Short task: Transcribe the entries exactly; images are not part of the copy.

Extracted records:
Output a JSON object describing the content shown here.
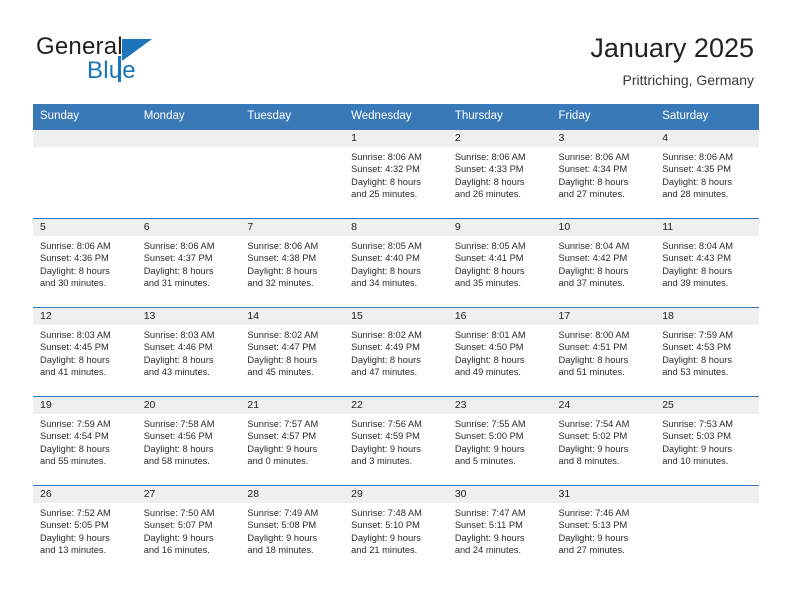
{
  "brand": {
    "name_part1": "General",
    "name_part2": "Blue",
    "accent_color": "#1b75bb"
  },
  "header": {
    "title": "January 2025",
    "location": "Prittriching, Germany",
    "header_bg_color": "#3a79b8"
  },
  "weekday_headers": [
    "Sunday",
    "Monday",
    "Tuesday",
    "Wednesday",
    "Thursday",
    "Friday",
    "Saturday"
  ],
  "labels": {
    "sunrise_prefix": "Sunrise:",
    "sunset_prefix": "Sunset:",
    "daylight_prefix": "Daylight:"
  },
  "weeks": [
    [
      {
        "day": "",
        "empty": true
      },
      {
        "day": "",
        "empty": true
      },
      {
        "day": "",
        "empty": true
      },
      {
        "day": "1",
        "sunrise": "Sunrise: 8:06 AM",
        "sunset": "Sunset: 4:32 PM",
        "daylight1": "Daylight: 8 hours",
        "daylight2": "and 25 minutes."
      },
      {
        "day": "2",
        "sunrise": "Sunrise: 8:06 AM",
        "sunset": "Sunset: 4:33 PM",
        "daylight1": "Daylight: 8 hours",
        "daylight2": "and 26 minutes."
      },
      {
        "day": "3",
        "sunrise": "Sunrise: 8:06 AM",
        "sunset": "Sunset: 4:34 PM",
        "daylight1": "Daylight: 8 hours",
        "daylight2": "and 27 minutes."
      },
      {
        "day": "4",
        "sunrise": "Sunrise: 8:06 AM",
        "sunset": "Sunset: 4:35 PM",
        "daylight1": "Daylight: 8 hours",
        "daylight2": "and 28 minutes."
      }
    ],
    [
      {
        "day": "5",
        "sunrise": "Sunrise: 8:06 AM",
        "sunset": "Sunset: 4:36 PM",
        "daylight1": "Daylight: 8 hours",
        "daylight2": "and 30 minutes."
      },
      {
        "day": "6",
        "sunrise": "Sunrise: 8:06 AM",
        "sunset": "Sunset: 4:37 PM",
        "daylight1": "Daylight: 8 hours",
        "daylight2": "and 31 minutes."
      },
      {
        "day": "7",
        "sunrise": "Sunrise: 8:06 AM",
        "sunset": "Sunset: 4:38 PM",
        "daylight1": "Daylight: 8 hours",
        "daylight2": "and 32 minutes."
      },
      {
        "day": "8",
        "sunrise": "Sunrise: 8:05 AM",
        "sunset": "Sunset: 4:40 PM",
        "daylight1": "Daylight: 8 hours",
        "daylight2": "and 34 minutes."
      },
      {
        "day": "9",
        "sunrise": "Sunrise: 8:05 AM",
        "sunset": "Sunset: 4:41 PM",
        "daylight1": "Daylight: 8 hours",
        "daylight2": "and 35 minutes."
      },
      {
        "day": "10",
        "sunrise": "Sunrise: 8:04 AM",
        "sunset": "Sunset: 4:42 PM",
        "daylight1": "Daylight: 8 hours",
        "daylight2": "and 37 minutes."
      },
      {
        "day": "11",
        "sunrise": "Sunrise: 8:04 AM",
        "sunset": "Sunset: 4:43 PM",
        "daylight1": "Daylight: 8 hours",
        "daylight2": "and 39 minutes."
      }
    ],
    [
      {
        "day": "12",
        "sunrise": "Sunrise: 8:03 AM",
        "sunset": "Sunset: 4:45 PM",
        "daylight1": "Daylight: 8 hours",
        "daylight2": "and 41 minutes."
      },
      {
        "day": "13",
        "sunrise": "Sunrise: 8:03 AM",
        "sunset": "Sunset: 4:46 PM",
        "daylight1": "Daylight: 8 hours",
        "daylight2": "and 43 minutes."
      },
      {
        "day": "14",
        "sunrise": "Sunrise: 8:02 AM",
        "sunset": "Sunset: 4:47 PM",
        "daylight1": "Daylight: 8 hours",
        "daylight2": "and 45 minutes."
      },
      {
        "day": "15",
        "sunrise": "Sunrise: 8:02 AM",
        "sunset": "Sunset: 4:49 PM",
        "daylight1": "Daylight: 8 hours",
        "daylight2": "and 47 minutes."
      },
      {
        "day": "16",
        "sunrise": "Sunrise: 8:01 AM",
        "sunset": "Sunset: 4:50 PM",
        "daylight1": "Daylight: 8 hours",
        "daylight2": "and 49 minutes."
      },
      {
        "day": "17",
        "sunrise": "Sunrise: 8:00 AM",
        "sunset": "Sunset: 4:51 PM",
        "daylight1": "Daylight: 8 hours",
        "daylight2": "and 51 minutes."
      },
      {
        "day": "18",
        "sunrise": "Sunrise: 7:59 AM",
        "sunset": "Sunset: 4:53 PM",
        "daylight1": "Daylight: 8 hours",
        "daylight2": "and 53 minutes."
      }
    ],
    [
      {
        "day": "19",
        "sunrise": "Sunrise: 7:59 AM",
        "sunset": "Sunset: 4:54 PM",
        "daylight1": "Daylight: 8 hours",
        "daylight2": "and 55 minutes."
      },
      {
        "day": "20",
        "sunrise": "Sunrise: 7:58 AM",
        "sunset": "Sunset: 4:56 PM",
        "daylight1": "Daylight: 8 hours",
        "daylight2": "and 58 minutes."
      },
      {
        "day": "21",
        "sunrise": "Sunrise: 7:57 AM",
        "sunset": "Sunset: 4:57 PM",
        "daylight1": "Daylight: 9 hours",
        "daylight2": "and 0 minutes."
      },
      {
        "day": "22",
        "sunrise": "Sunrise: 7:56 AM",
        "sunset": "Sunset: 4:59 PM",
        "daylight1": "Daylight: 9 hours",
        "daylight2": "and 3 minutes."
      },
      {
        "day": "23",
        "sunrise": "Sunrise: 7:55 AM",
        "sunset": "Sunset: 5:00 PM",
        "daylight1": "Daylight: 9 hours",
        "daylight2": "and 5 minutes."
      },
      {
        "day": "24",
        "sunrise": "Sunrise: 7:54 AM",
        "sunset": "Sunset: 5:02 PM",
        "daylight1": "Daylight: 9 hours",
        "daylight2": "and 8 minutes."
      },
      {
        "day": "25",
        "sunrise": "Sunrise: 7:53 AM",
        "sunset": "Sunset: 5:03 PM",
        "daylight1": "Daylight: 9 hours",
        "daylight2": "and 10 minutes."
      }
    ],
    [
      {
        "day": "26",
        "sunrise": "Sunrise: 7:52 AM",
        "sunset": "Sunset: 5:05 PM",
        "daylight1": "Daylight: 9 hours",
        "daylight2": "and 13 minutes."
      },
      {
        "day": "27",
        "sunrise": "Sunrise: 7:50 AM",
        "sunset": "Sunset: 5:07 PM",
        "daylight1": "Daylight: 9 hours",
        "daylight2": "and 16 minutes."
      },
      {
        "day": "28",
        "sunrise": "Sunrise: 7:49 AM",
        "sunset": "Sunset: 5:08 PM",
        "daylight1": "Daylight: 9 hours",
        "daylight2": "and 18 minutes."
      },
      {
        "day": "29",
        "sunrise": "Sunrise: 7:48 AM",
        "sunset": "Sunset: 5:10 PM",
        "daylight1": "Daylight: 9 hours",
        "daylight2": "and 21 minutes."
      },
      {
        "day": "30",
        "sunrise": "Sunrise: 7:47 AM",
        "sunset": "Sunset: 5:11 PM",
        "daylight1": "Daylight: 9 hours",
        "daylight2": "and 24 minutes."
      },
      {
        "day": "31",
        "sunrise": "Sunrise: 7:46 AM",
        "sunset": "Sunset: 5:13 PM",
        "daylight1": "Daylight: 9 hours",
        "daylight2": "and 27 minutes."
      },
      {
        "day": "",
        "empty": true
      }
    ]
  ]
}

Task answer:
Output a JSON object describing the content shown here.
{
  "brand": {
    "name_part1": "General",
    "name_part2": "Blue",
    "accent_color": "#1b75bb"
  },
  "header": {
    "title": "January 2025",
    "location": "Prittriching, Germany",
    "header_bg_color": "#3a79b8"
  },
  "weekday_headers": [
    "Sunday",
    "Monday",
    "Tuesday",
    "Wednesday",
    "Thursday",
    "Friday",
    "Saturday"
  ],
  "labels": {
    "sunrise_prefix": "Sunrise:",
    "sunset_prefix": "Sunset:",
    "daylight_prefix": "Daylight:"
  },
  "weeks": [
    [
      {
        "day": "",
        "empty": true
      },
      {
        "day": "",
        "empty": true
      },
      {
        "day": "",
        "empty": true
      },
      {
        "day": "1",
        "sunrise": "Sunrise: 8:06 AM",
        "sunset": "Sunset: 4:32 PM",
        "daylight1": "Daylight: 8 hours",
        "daylight2": "and 25 minutes."
      },
      {
        "day": "2",
        "sunrise": "Sunrise: 8:06 AM",
        "sunset": "Sunset: 4:33 PM",
        "daylight1": "Daylight: 8 hours",
        "daylight2": "and 26 minutes."
      },
      {
        "day": "3",
        "sunrise": "Sunrise: 8:06 AM",
        "sunset": "Sunset: 4:34 PM",
        "daylight1": "Daylight: 8 hours",
        "daylight2": "and 27 minutes."
      },
      {
        "day": "4",
        "sunrise": "Sunrise: 8:06 AM",
        "sunset": "Sunset: 4:35 PM",
        "daylight1": "Daylight: 8 hours",
        "daylight2": "and 28 minutes."
      }
    ],
    [
      {
        "day": "5",
        "sunrise": "Sunrise: 8:06 AM",
        "sunset": "Sunset: 4:36 PM",
        "daylight1": "Daylight: 8 hours",
        "daylight2": "and 30 minutes."
      },
      {
        "day": "6",
        "sunrise": "Sunrise: 8:06 AM",
        "sunset": "Sunset: 4:37 PM",
        "daylight1": "Daylight: 8 hours",
        "daylight2": "and 31 minutes."
      },
      {
        "day": "7",
        "sunrise": "Sunrise: 8:06 AM",
        "sunset": "Sunset: 4:38 PM",
        "daylight1": "Daylight: 8 hours",
        "daylight2": "and 32 minutes."
      },
      {
        "day": "8",
        "sunrise": "Sunrise: 8:05 AM",
        "sunset": "Sunset: 4:40 PM",
        "daylight1": "Daylight: 8 hours",
        "daylight2": "and 34 minutes."
      },
      {
        "day": "9",
        "sunrise": "Sunrise: 8:05 AM",
        "sunset": "Sunset: 4:41 PM",
        "daylight1": "Daylight: 8 hours",
        "daylight2": "and 35 minutes."
      },
      {
        "day": "10",
        "sunrise": "Sunrise: 8:04 AM",
        "sunset": "Sunset: 4:42 PM",
        "daylight1": "Daylight: 8 hours",
        "daylight2": "and 37 minutes."
      },
      {
        "day": "11",
        "sunrise": "Sunrise: 8:04 AM",
        "sunset": "Sunset: 4:43 PM",
        "daylight1": "Daylight: 8 hours",
        "daylight2": "and 39 minutes."
      }
    ],
    [
      {
        "day": "12",
        "sunrise": "Sunrise: 8:03 AM",
        "sunset": "Sunset: 4:45 PM",
        "daylight1": "Daylight: 8 hours",
        "daylight2": "and 41 minutes."
      },
      {
        "day": "13",
        "sunrise": "Sunrise: 8:03 AM",
        "sunset": "Sunset: 4:46 PM",
        "daylight1": "Daylight: 8 hours",
        "daylight2": "and 43 minutes."
      },
      {
        "day": "14",
        "sunrise": "Sunrise: 8:02 AM",
        "sunset": "Sunset: 4:47 PM",
        "daylight1": "Daylight: 8 hours",
        "daylight2": "and 45 minutes."
      },
      {
        "day": "15",
        "sunrise": "Sunrise: 8:02 AM",
        "sunset": "Sunset: 4:49 PM",
        "daylight1": "Daylight: 8 hours",
        "daylight2": "and 47 minutes."
      },
      {
        "day": "16",
        "sunrise": "Sunrise: 8:01 AM",
        "sunset": "Sunset: 4:50 PM",
        "daylight1": "Daylight: 8 hours",
        "daylight2": "and 49 minutes."
      },
      {
        "day": "17",
        "sunrise": "Sunrise: 8:00 AM",
        "sunset": "Sunset: 4:51 PM",
        "daylight1": "Daylight: 8 hours",
        "daylight2": "and 51 minutes."
      },
      {
        "day": "18",
        "sunrise": "Sunrise: 7:59 AM",
        "sunset": "Sunset: 4:53 PM",
        "daylight1": "Daylight: 8 hours",
        "daylight2": "and 53 minutes."
      }
    ],
    [
      {
        "day": "19",
        "sunrise": "Sunrise: 7:59 AM",
        "sunset": "Sunset: 4:54 PM",
        "daylight1": "Daylight: 8 hours",
        "daylight2": "and 55 minutes."
      },
      {
        "day": "20",
        "sunrise": "Sunrise: 7:58 AM",
        "sunset": "Sunset: 4:56 PM",
        "daylight1": "Daylight: 8 hours",
        "daylight2": "and 58 minutes."
      },
      {
        "day": "21",
        "sunrise": "Sunrise: 7:57 AM",
        "sunset": "Sunset: 4:57 PM",
        "daylight1": "Daylight: 9 hours",
        "daylight2": "and 0 minutes."
      },
      {
        "day": "22",
        "sunrise": "Sunrise: 7:56 AM",
        "sunset": "Sunset: 4:59 PM",
        "daylight1": "Daylight: 9 hours",
        "daylight2": "and 3 minutes."
      },
      {
        "day": "23",
        "sunrise": "Sunrise: 7:55 AM",
        "sunset": "Sunset: 5:00 PM",
        "daylight1": "Daylight: 9 hours",
        "daylight2": "and 5 minutes."
      },
      {
        "day": "24",
        "sunrise": "Sunrise: 7:54 AM",
        "sunset": "Sunset: 5:02 PM",
        "daylight1": "Daylight: 9 hours",
        "daylight2": "and 8 minutes."
      },
      {
        "day": "25",
        "sunrise": "Sunrise: 7:53 AM",
        "sunset": "Sunset: 5:03 PM",
        "daylight1": "Daylight: 9 hours",
        "daylight2": "and 10 minutes."
      }
    ],
    [
      {
        "day": "26",
        "sunrise": "Sunrise: 7:52 AM",
        "sunset": "Sunset: 5:05 PM",
        "daylight1": "Daylight: 9 hours",
        "daylight2": "and 13 minutes."
      },
      {
        "day": "27",
        "sunrise": "Sunrise: 7:50 AM",
        "sunset": "Sunset: 5:07 PM",
        "daylight1": "Daylight: 9 hours",
        "daylight2": "and 16 minutes."
      },
      {
        "day": "28",
        "sunrise": "Sunrise: 7:49 AM",
        "sunset": "Sunset: 5:08 PM",
        "daylight1": "Daylight: 9 hours",
        "daylight2": "and 18 minutes."
      },
      {
        "day": "29",
        "sunrise": "Sunrise: 7:48 AM",
        "sunset": "Sunset: 5:10 PM",
        "daylight1": "Daylight: 9 hours",
        "daylight2": "and 21 minutes."
      },
      {
        "day": "30",
        "sunrise": "Sunrise: 7:47 AM",
        "sunset": "Sunset: 5:11 PM",
        "daylight1": "Daylight: 9 hours",
        "daylight2": "and 24 minutes."
      },
      {
        "day": "31",
        "sunrise": "Sunrise: 7:46 AM",
        "sunset": "Sunset: 5:13 PM",
        "daylight1": "Daylight: 9 hours",
        "daylight2": "and 27 minutes."
      },
      {
        "day": "",
        "empty": true
      }
    ]
  ]
}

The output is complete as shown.